* Input rows
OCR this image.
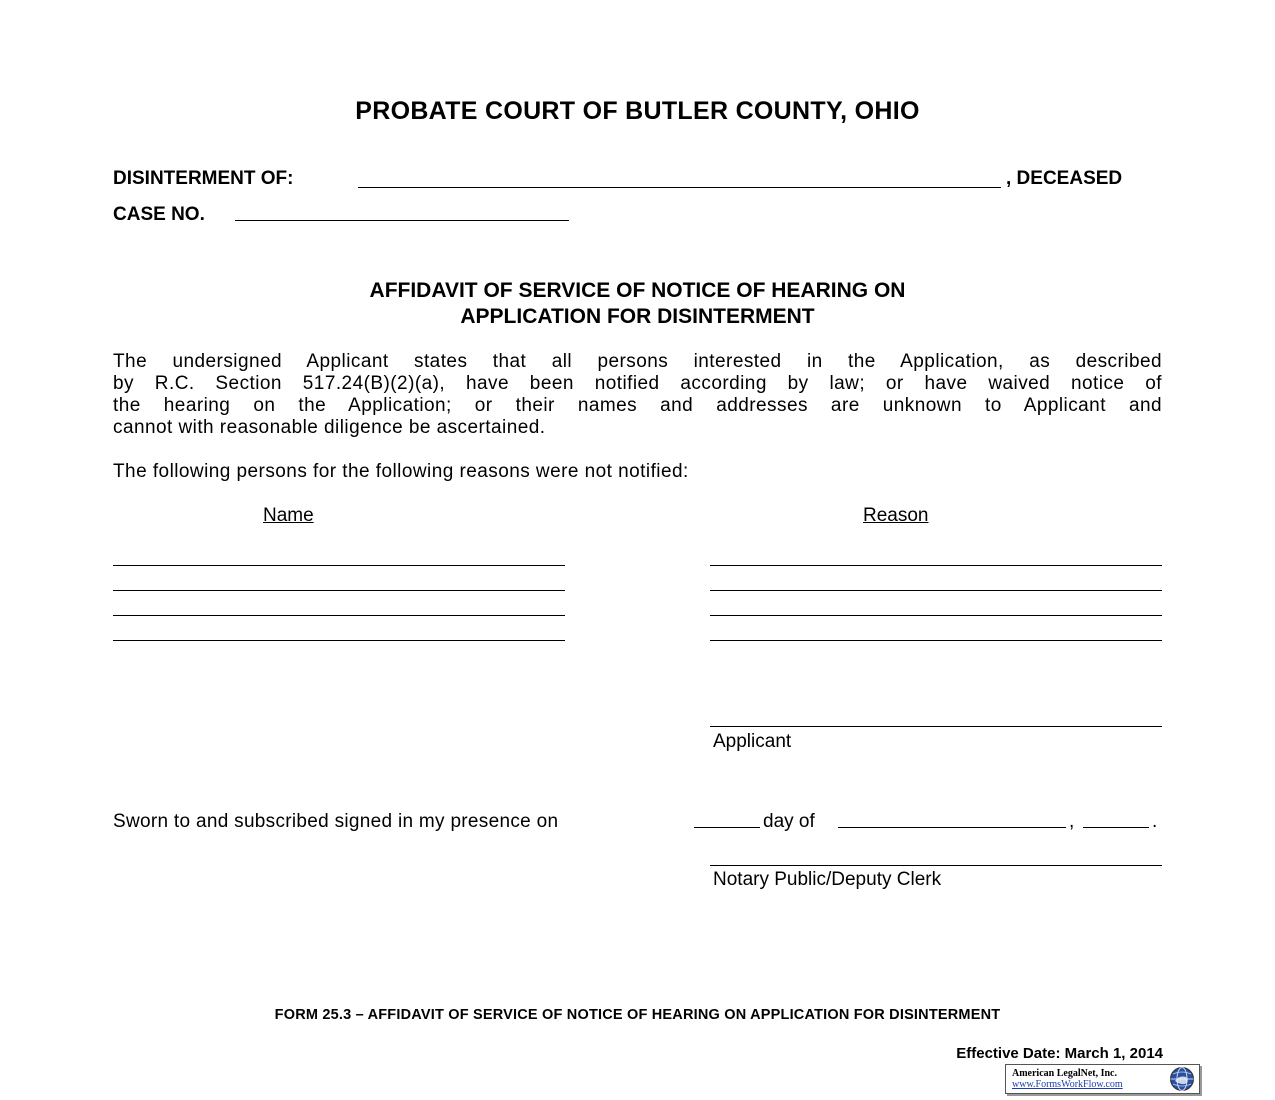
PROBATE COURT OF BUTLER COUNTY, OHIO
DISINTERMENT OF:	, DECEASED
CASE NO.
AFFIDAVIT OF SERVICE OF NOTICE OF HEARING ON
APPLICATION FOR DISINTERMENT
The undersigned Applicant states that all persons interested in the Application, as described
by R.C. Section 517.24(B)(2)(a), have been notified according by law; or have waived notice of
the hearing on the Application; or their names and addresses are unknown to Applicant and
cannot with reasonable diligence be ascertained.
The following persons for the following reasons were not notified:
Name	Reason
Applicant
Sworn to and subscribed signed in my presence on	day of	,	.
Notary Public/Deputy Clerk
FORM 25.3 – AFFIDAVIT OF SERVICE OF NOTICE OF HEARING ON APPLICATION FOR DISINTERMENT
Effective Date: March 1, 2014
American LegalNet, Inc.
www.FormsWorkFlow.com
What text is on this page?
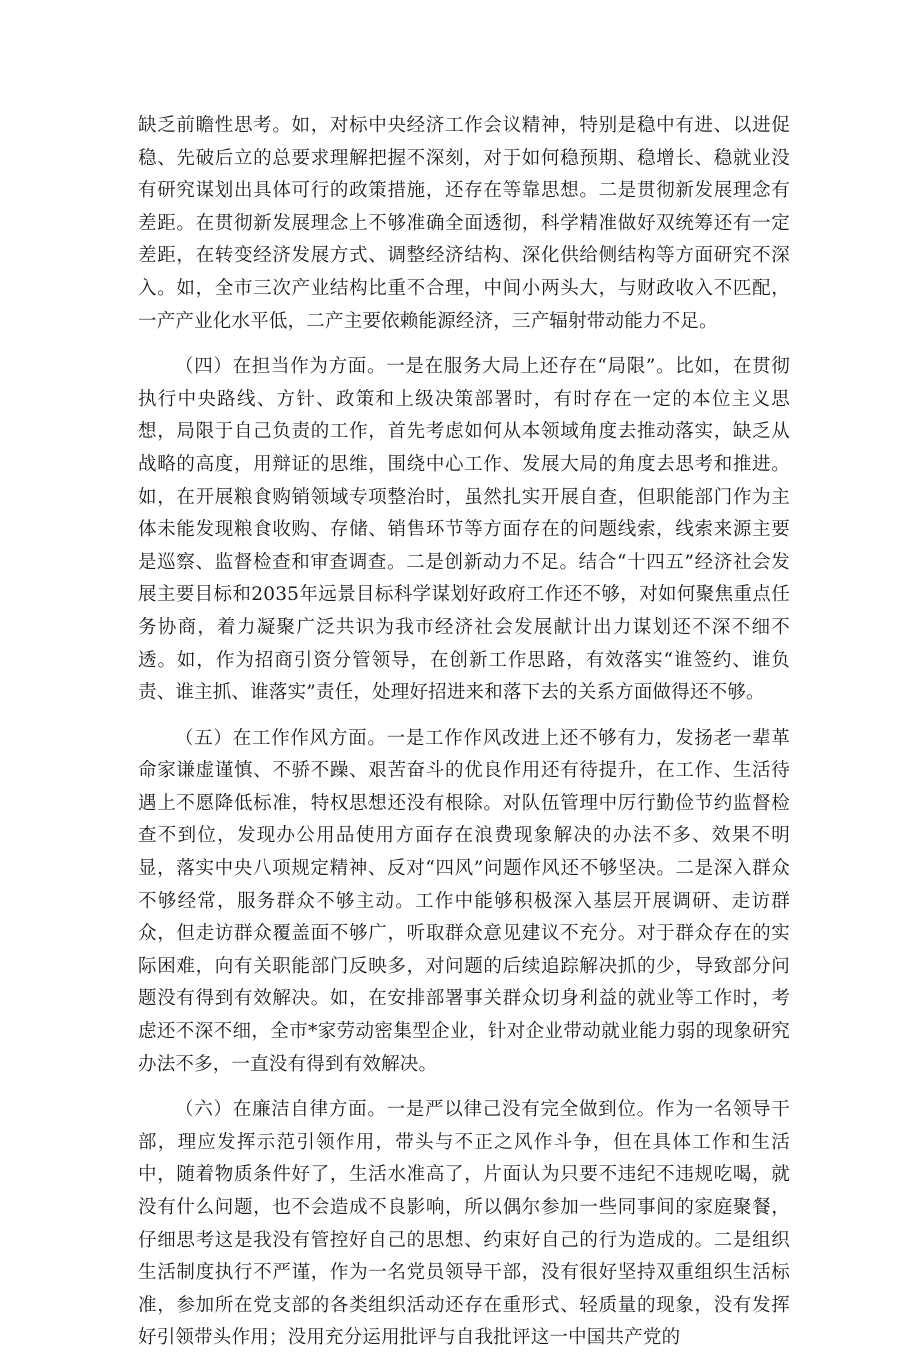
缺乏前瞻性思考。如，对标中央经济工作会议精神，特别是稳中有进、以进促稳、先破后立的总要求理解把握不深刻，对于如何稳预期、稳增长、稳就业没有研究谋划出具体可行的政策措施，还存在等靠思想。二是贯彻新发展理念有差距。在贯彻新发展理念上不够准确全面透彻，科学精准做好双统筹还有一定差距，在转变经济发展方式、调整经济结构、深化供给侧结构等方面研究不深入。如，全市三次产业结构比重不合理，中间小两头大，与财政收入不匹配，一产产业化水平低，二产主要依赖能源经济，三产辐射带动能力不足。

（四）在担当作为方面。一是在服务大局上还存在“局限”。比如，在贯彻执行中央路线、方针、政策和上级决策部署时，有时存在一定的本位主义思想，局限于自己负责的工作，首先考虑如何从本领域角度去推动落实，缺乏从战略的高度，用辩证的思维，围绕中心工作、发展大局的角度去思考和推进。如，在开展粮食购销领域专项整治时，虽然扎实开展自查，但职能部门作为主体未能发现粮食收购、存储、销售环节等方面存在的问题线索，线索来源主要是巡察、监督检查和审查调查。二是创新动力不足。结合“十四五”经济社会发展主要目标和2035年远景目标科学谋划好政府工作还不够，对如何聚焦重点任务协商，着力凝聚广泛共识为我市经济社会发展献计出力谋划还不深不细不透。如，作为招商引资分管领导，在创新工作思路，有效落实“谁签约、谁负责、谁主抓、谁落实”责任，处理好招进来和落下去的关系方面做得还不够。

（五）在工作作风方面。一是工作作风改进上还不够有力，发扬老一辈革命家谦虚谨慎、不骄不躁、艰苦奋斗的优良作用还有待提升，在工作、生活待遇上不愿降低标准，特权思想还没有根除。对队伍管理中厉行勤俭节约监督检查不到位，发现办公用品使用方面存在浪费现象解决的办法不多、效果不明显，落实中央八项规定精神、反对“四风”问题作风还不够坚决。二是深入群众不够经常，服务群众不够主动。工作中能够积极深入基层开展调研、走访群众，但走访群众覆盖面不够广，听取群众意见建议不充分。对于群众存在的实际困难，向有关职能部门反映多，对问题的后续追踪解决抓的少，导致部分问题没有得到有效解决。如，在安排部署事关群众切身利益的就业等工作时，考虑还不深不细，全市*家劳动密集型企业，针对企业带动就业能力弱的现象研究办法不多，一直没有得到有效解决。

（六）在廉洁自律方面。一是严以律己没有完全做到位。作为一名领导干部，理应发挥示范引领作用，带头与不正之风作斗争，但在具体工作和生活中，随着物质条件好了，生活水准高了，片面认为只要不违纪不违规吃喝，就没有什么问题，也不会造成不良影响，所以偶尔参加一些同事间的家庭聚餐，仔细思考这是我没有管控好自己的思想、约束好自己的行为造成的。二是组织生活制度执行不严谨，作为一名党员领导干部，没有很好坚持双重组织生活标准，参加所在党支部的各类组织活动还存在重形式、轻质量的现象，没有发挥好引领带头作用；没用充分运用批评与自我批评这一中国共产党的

* Exercise task
Set every line down exactly as written, leaving each picture out.

* Exercise solution
OCR this image.
PROBATE COURT OF BUTLER COUNTY, OHIO
DISINTERMENT OF:	, DECEASED
CASE NO.
AFFIDAVIT OF SERVICE OF NOTICE OF HEARING ON
APPLICATION FOR DISINTERMENT
The undersigned Applicant states that all persons interested in the Application, as described
by R.C. Section 517.24(B)(2)(a), have been notified according by law; or have waived notice of
the hearing on the Application; or their names and addresses are unknown to Applicant and
cannot with reasonable diligence be ascertained.
The following persons for the following reasons were not notified:
Name	Reason
Applicant
Sworn to and subscribed signed in my presence on	day of	,	.
Notary Public/Deputy Clerk
FORM 25.3 – AFFIDAVIT OF SERVICE OF NOTICE OF HEARING ON APPLICATION FOR DISINTERMENT
Effective Date: March 1, 2014
American LegalNet, Inc.
www.FormsWorkFlow.com
What text is on this page?
缺乏前瞻性思考。如，对标中央经济工作会议精神，特别是稳中有进、以进促稳、先破后立的总要求理解把握不深刻，对于如何稳预期、稳增长、稳就业没有研究谋划出具体可行的政策措施，还存在等靠思想。二是贯彻新发展理念有差距。在贯彻新发展理念上不够准确全面透彻，科学精准做好双统筹还有一定差距，在转变经济发展方式、调整经济结构、深化供给侧结构等方面研究不深入。如，全市三次产业结构比重不合理，中间小两头大，与财政收入不匹配，一产产业化水平低，二产主要依赖能源经济，三产辐射带动能力不足。

（四）在担当作为方面。一是在服务大局上还存在“局限”。比如，在贯彻执行中央路线、方针、政策和上级决策部署时，有时存在一定的本位主义思想，局限于自己负责的工作，首先考虑如何从本领域角度去推动落实，缺乏从战略的高度，用辩证的思维，围绕中心工作、发展大局的角度去思考和推进。如，在开展粮食购销领域专项整治时，虽然扎实开展自查，但职能部门作为主体未能发现粮食收购、存储、销售环节等方面存在的问题线索，线索来源主要是巡察、监督检查和审查调查。二是创新动力不足。结合“十四五”经济社会发展主要目标和2035年远景目标科学谋划好政府工作还不够，对如何聚焦重点任务协商，着力凝聚广泛共识为我市经济社会发展献计出力谋划还不深不细不透。如，作为招商引资分管领导，在创新工作思路，有效落实“谁签约、谁负责、谁主抓、谁落实”责任，处理好招进来和落下去的关系方面做得还不够。

（五）在工作作风方面。一是工作作风改进上还不够有力，发扬老一辈革命家谦虚谨慎、不骄不躁、艰苦奋斗的优良作用还有待提升，在工作、生活待遇上不愿降低标准，特权思想还没有根除。对队伍管理中厉行勤俭节约监督检查不到位，发现办公用品使用方面存在浪费现象解决的办法不多、效果不明显，落实中央八项规定精神、反对“四风”问题作风还不够坚决。二是深入群众不够经常，服务群众不够主动。工作中能够积极深入基层开展调研、走访群众，但走访群众覆盖面不够广，听取群众意见建议不充分。对于群众存在的实际困难，向有关职能部门反映多，对问题的后续追踪解决抓的少，导致部分问题没有得到有效解决。如，在安排部署事关群众切身利益的就业等工作时，考虑还不深不细，全市*家劳动密集型企业，针对企业带动就业能力弱的现象研究办法不多，一直没有得到有效解决。

（六）在廉洁自律方面。一是严以律己没有完全做到位。作为一名领导干部，理应发挥示范引领作用，带头与不正之风作斗争，但在具体工作和生活中，随着物质条件好了，生活水准高了，片面认为只要不违纪不违规吃喝，就没有什么问题，也不会造成不良影响，所以偶尔参加一些同事间的家庭聚餐，仔细思考这是我没有管控好自己的思想、约束好自己的行为造成的。二是组织生活制度执行不严谨，作为一名党员领导干部，没有很好坚持双重组织生活标准，参加所在党支部的各类组织活动还存在重形式、轻质量的现象，没有发挥好引领带头作用；没用充分运用批评与自我批评这一中国共产党的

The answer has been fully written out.